[start]

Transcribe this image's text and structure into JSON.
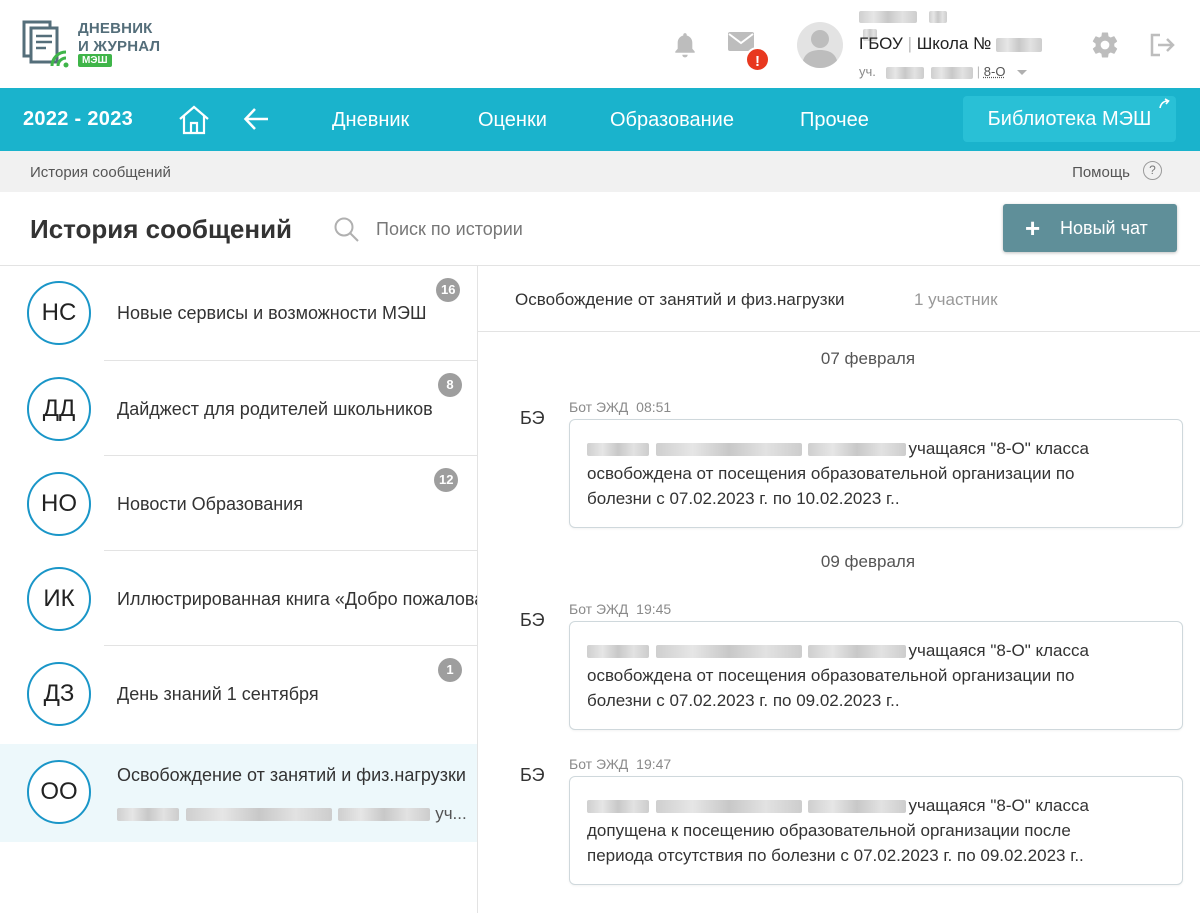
{
  "header": {
    "logo_line1": "ДНЕВНИК",
    "logo_line2": "И ЖУРНАЛ",
    "logo_tag": "МЭШ",
    "mail_alert": "!",
    "school_prefix": "ГБОУ",
    "school_text": "Школа №",
    "role_prefix": "уч.",
    "class_label": "8-О",
    "icons": {
      "bell": "bell-icon",
      "mail": "mail-icon",
      "settings": "gear-icon",
      "logout": "logout-icon"
    }
  },
  "nav": {
    "year": "2022 - 2023",
    "links": [
      "Дневник",
      "Оценки",
      "Образование",
      "Прочее"
    ],
    "library": "Библиотека МЭШ",
    "color": "#1ab3cc"
  },
  "breadcrumb": {
    "current": "История сообщений",
    "help": "Помощь",
    "help_icon": "?"
  },
  "page": {
    "title": "История сообщений",
    "search_placeholder": "Поиск по истории",
    "new_chat": "Новый чат",
    "new_chat_plus": "+"
  },
  "chats": [
    {
      "initials": "НС",
      "title": "Новые сервисы и возможности МЭШ",
      "count": "16"
    },
    {
      "initials": "ДД",
      "title": "Дайджест для родителей школьников",
      "count": "8"
    },
    {
      "initials": "НО",
      "title": "Новости Образования",
      "count": "12"
    },
    {
      "initials": "ИК",
      "title": "Иллюстрированная книга «Добро пожаловать",
      "count": ""
    },
    {
      "initials": "ДЗ",
      "title": "День знаний 1 сентября",
      "count": "1"
    },
    {
      "initials": "ОО",
      "title": "Освобождение от занятий и физ.нагрузки",
      "count": "",
      "preview_tail": "уч..."
    }
  ],
  "conversation": {
    "title": "Освобождение от занятий и физ.нагрузки",
    "members": "1 участник",
    "dates": [
      "07 февраля",
      "09 февраля"
    ],
    "messages": [
      {
        "sender": "БЭ",
        "author": "Бот ЭЖД",
        "time": "08:51",
        "line1_tail": "учащаяся \"8-О\" класса",
        "line2": "освобождена от посещения образовательной организации по",
        "line3": "болезни с 07.02.2023 г. по 10.02.2023 г.."
      },
      {
        "sender": "БЭ",
        "author": "Бот ЭЖД",
        "time": "19:45",
        "line1_tail": "учащаяся \"8-О\" класса",
        "line2": "освобождена от посещения образовательной организации по",
        "line3": "болезни с 07.02.2023 г. по 09.02.2023 г.."
      },
      {
        "sender": "БЭ",
        "author": "Бот ЭЖД",
        "time": "19:47",
        "line1_tail": "учащаяся \"8-О\" класса",
        "line2": "допущена к посещению образовательной организации после",
        "line3": "периода отсутствия по болезни с 07.02.2023 г. по 09.02.2023 г.."
      }
    ]
  }
}
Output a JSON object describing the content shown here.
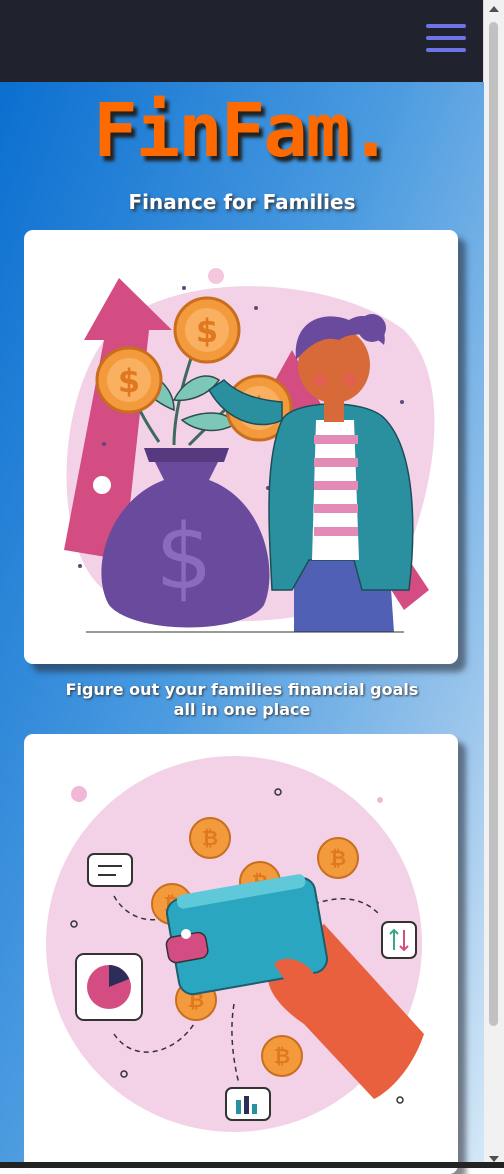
{
  "nav": {
    "menu_icon": "hamburger-menu-icon"
  },
  "hero": {
    "brand": "FinFam.",
    "tagline": "Finance for Families",
    "subtitle_line1": "Figure out your families financial goals",
    "subtitle_line2": "all in one place"
  },
  "illustrations": [
    {
      "icon": "money-bag-growth-illustration"
    },
    {
      "icon": "wallet-bitcoin-illustration"
    }
  ],
  "colors": {
    "navbar": "#20222e",
    "menu_icon": "#6e73e6",
    "brand": "#ff6a00",
    "coin": "#f7943a",
    "bag": "#6a4a9c",
    "jacket": "#2a8f9e",
    "pink_blob": "#f3d2e8"
  }
}
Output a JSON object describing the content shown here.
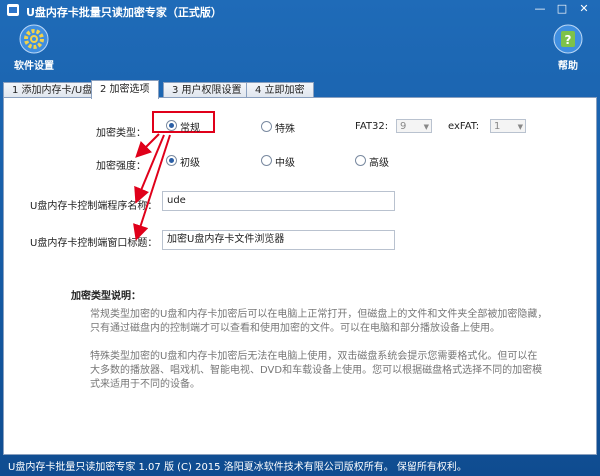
{
  "window": {
    "title": "U盘内存卡批量只读加密专家（正式版）",
    "min_glyph": "—",
    "max_glyph": "□",
    "close_glyph": "✕"
  },
  "toolbar": {
    "settings_label": "软件设置",
    "help_label": "帮助"
  },
  "tabs": [
    {
      "label": "1 添加内存卡/U盘"
    },
    {
      "label": "2 加密选项"
    },
    {
      "label": "3 用户权限设置"
    },
    {
      "label": "4 立即加密"
    }
  ],
  "form": {
    "encryption_type_label": "加密类型：",
    "type_options": [
      "常规",
      "特殊"
    ],
    "selected_type": "常规",
    "fat32_label": "FAT32:",
    "fat32_value": "9",
    "exfat_label": "exFAT:",
    "exfat_value": "1",
    "strength_label": "加密强度：",
    "strength_options": [
      "初级",
      "中级",
      "高级"
    ],
    "selected_strength": "初级",
    "program_name_label": "U盘内存卡控制端程序名称：",
    "program_name_value": "ude",
    "window_title_label": "U盘内存卡控制端窗口标题：",
    "window_title_value": "加密U盘内存卡文件浏览器"
  },
  "description": {
    "heading": "加密类型说明：",
    "para1_line1": "常规类型加密的U盘和内存卡加密后可以在电脑上正常打开，但磁盘上的文件和文件夹全部被加密隐藏，",
    "para1_line2": "只有通过磁盘内的控制端才可以查看和使用加密的文件。可以在电脑和部分播放设备上使用。",
    "para2_line1": "特殊类型加密的U盘和内存卡加密后无法在电脑上使用，双击磁盘系统会提示您需要格式化。但可以在",
    "para2_line2": "大多数的播放器、唱戏机、智能电视、DVD和车载设备上使用。您可以根据磁盘格式选择不同的加密模",
    "para2_line3": "式来适用于不同的设备。"
  },
  "status": {
    "copyright": "U盘内存卡批量只读加密专家 1.07 版  (C)  2015 洛阳夏冰软件技术有限公司版权所有。 保留所有权利。"
  },
  "colors": {
    "frame_blue": "#1f6bb8",
    "highlight_red": "#e0001a"
  }
}
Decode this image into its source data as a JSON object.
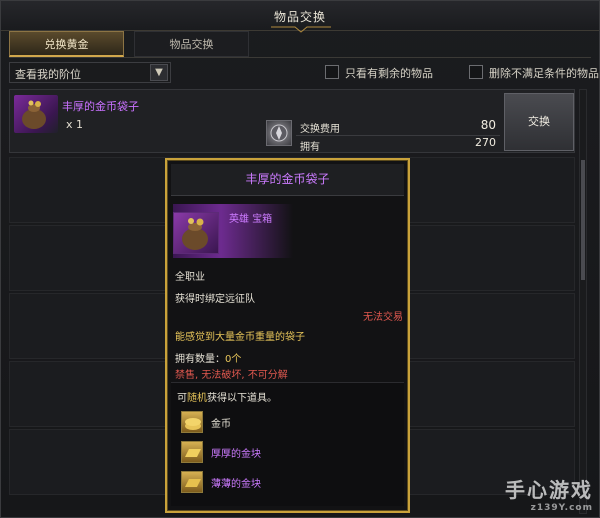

[end]

■ PROBLEM DETAILS ■
Copy out each line word for word, please, skipping the images.

■ EXERCISE RESULT ■
Transcribe this image's text and structure into JSON.
{
  "header": {
    "logo_line1": "ДНЕВНИК",
    "logo_line2": "И ЖУРНАЛ",
    "logo_tag": "МЭШ",
    "mail_alert": "!",
    "school_prefix": "ГБОУ",
    "school_text": "Школа №",
    "role_prefix": "уч.",
    "class_label": "8-О",
    "icons": {
      "bell": "bell-icon",
      "mail": "mail-icon",
      "settings": "gear-icon",
      "logout": "logout-icon"
    }
  },
  "nav": {
    "year": "2022 - 2023",
    "links": [
      "Дневник",
      "Оценки",
      "Образование",
      "Прочее"
    ],
    "library": "Библиотека МЭШ",
    "color": "#1ab3cc"
  },
  "breadcrumb": {
    "current": "История сообщений",
    "help": "Помощь",
    "help_icon": "?"
  },
  "page": {
    "title": "История сообщений",
    "search_placeholder": "Поиск по истории",
    "new_chat": "Новый чат",
    "new_chat_plus": "+"
  },
  "chats": [
    {
      "initials": "НС",
      "title": "Новые сервисы и возможности МЭШ",
      "count": "16"
    },
    {
      "initials": "ДД",
      "title": "Дайджест для родителей школьников",
      "count": "8"
    },
    {
      "initials": "НО",
      "title": "Новости Образования",
      "count": "12"
    },
    {
      "initials": "ИК",
      "title": "Иллюстрированная книга «Добро пожаловать",
      "count": ""
    },
    {
      "initials": "ДЗ",
      "title": "День знаний 1 сентября",
      "count": "1"
    },
    {
      "initials": "ОО",
      "title": "Освобождение от занятий и физ.нагрузки",
      "count": "",
      "preview_tail": "уч..."
    }
  ],
  "conversation": {
    "title": "Освобождение от занятий и физ.нагрузки",
    "members": "1 участник",
    "dates": [
      "07 февраля",
      "09 февраля"
    ],
    "messages": [
      {
        "sender": "БЭ",
        "author": "Бот ЭЖД",
        "time": "08:51",
        "line1_tail": "учащаяся \"8-О\" класса",
        "line2": "освобождена от посещения образовательной организации по",
        "line3": "болезни с 07.02.2023 г. по 10.02.2023 г.."
      },
      {
        "sender": "БЭ",
        "author": "Бот ЭЖД",
        "time": "19:45",
        "line1_tail": "учащаяся \"8-О\" класса",
        "line2": "освобождена от посещения образовательной организации по",
        "line3": "болезни с 07.02.2023 г. по 09.02.2023 г.."
      },
      {
        "sender": "БЭ",
        "author": "Бот ЭЖД",
        "time": "19:47",
        "line1_tail": "учащаяся \"8-О\" класса",
        "line2": "допущена к посещению образовательной организации после",
        "line3": "периода отсутствия по болезни с 07.02.2023 г. по 09.02.2023 г.."
      }
    ]
  }
}
Output a JSON object describing the content shown here.
{
  "nav": {
    "menu_icon": "hamburger-menu-icon"
  },
  "hero": {
    "brand": "FinFam.",
    "tagline": "Finance for Families",
    "subtitle_line1": "Figure out your families financial goals",
    "subtitle_line2": "all in one place"
  },
  "illustrations": [
    {
      "icon": "money-bag-growth-illustration"
    },
    {
      "icon": "wallet-bitcoin-illustration"
    }
  ],
  "colors": {
    "navbar": "#20222e",
    "menu_icon": "#6e73e6",
    "brand": "#ff6a00",
    "coin": "#f7943a",
    "bag": "#6a4a9c",
    "jacket": "#2a8f9e",
    "pink_blob": "#f3d2e8"
  }
}
Output a JSON object describing the content shown here.
{
  "window": {
    "title": "U盘内存卡批量只读加密专家（正式版）",
    "min_glyph": "—",
    "max_glyph": "□",
    "close_glyph": "✕"
  },
  "toolbar": {
    "settings_label": "软件设置",
    "help_label": "帮助"
  },
  "tabs": [
    {
      "label": "1 添加内存卡/U盘"
    },
    {
      "label": "2 加密选项"
    },
    {
      "label": "3 用户权限设置"
    },
    {
      "label": "4 立即加密"
    }
  ],
  "form": {
    "encryption_type_label": "加密类型：",
    "type_options": [
      "常规",
      "特殊"
    ],
    "selected_type": "常规",
    "fat32_label": "FAT32:",
    "fat32_value": "9",
    "exfat_label": "exFAT:",
    "exfat_value": "1",
    "strength_label": "加密强度：",
    "strength_options": [
      "初级",
      "中级",
      "高级"
    ],
    "selected_strength": "初级",
    "program_name_label": "U盘内存卡控制端程序名称：",
    "program_name_value": "ude",
    "window_title_label": "U盘内存卡控制端窗口标题：",
    "window_title_value": "加密U盘内存卡文件浏览器"
  },
  "description": {
    "heading": "加密类型说明：",
    "para1_line1": "常规类型加密的U盘和内存卡加密后可以在电脑上正常打开，但磁盘上的文件和文件夹全部被加密隐藏，",
    "para1_line2": "只有通过磁盘内的控制端才可以查看和使用加密的文件。可以在电脑和部分播放设备上使用。",
    "para2_line1": "特殊类型加密的U盘和内存卡加密后无法在电脑上使用，双击磁盘系统会提示您需要格式化。但可以在",
    "para2_line2": "大多数的播放器、唱戏机、智能电视、DVD和车载设备上使用。您可以根据磁盘格式选择不同的加密模",
    "para2_line3": "式来适用于不同的设备。"
  },
  "status": {
    "copyright": "U盘内存卡批量只读加密专家 1.07 版  (C)  2015 洛阳夏冰软件技术有限公司版权所有。 保留所有权利。"
  },
  "colors": {
    "frame_blue": "#1f6bb8",
    "highlight_red": "#e0001a"
  }
}
Decode this image into its source data as a JSON object.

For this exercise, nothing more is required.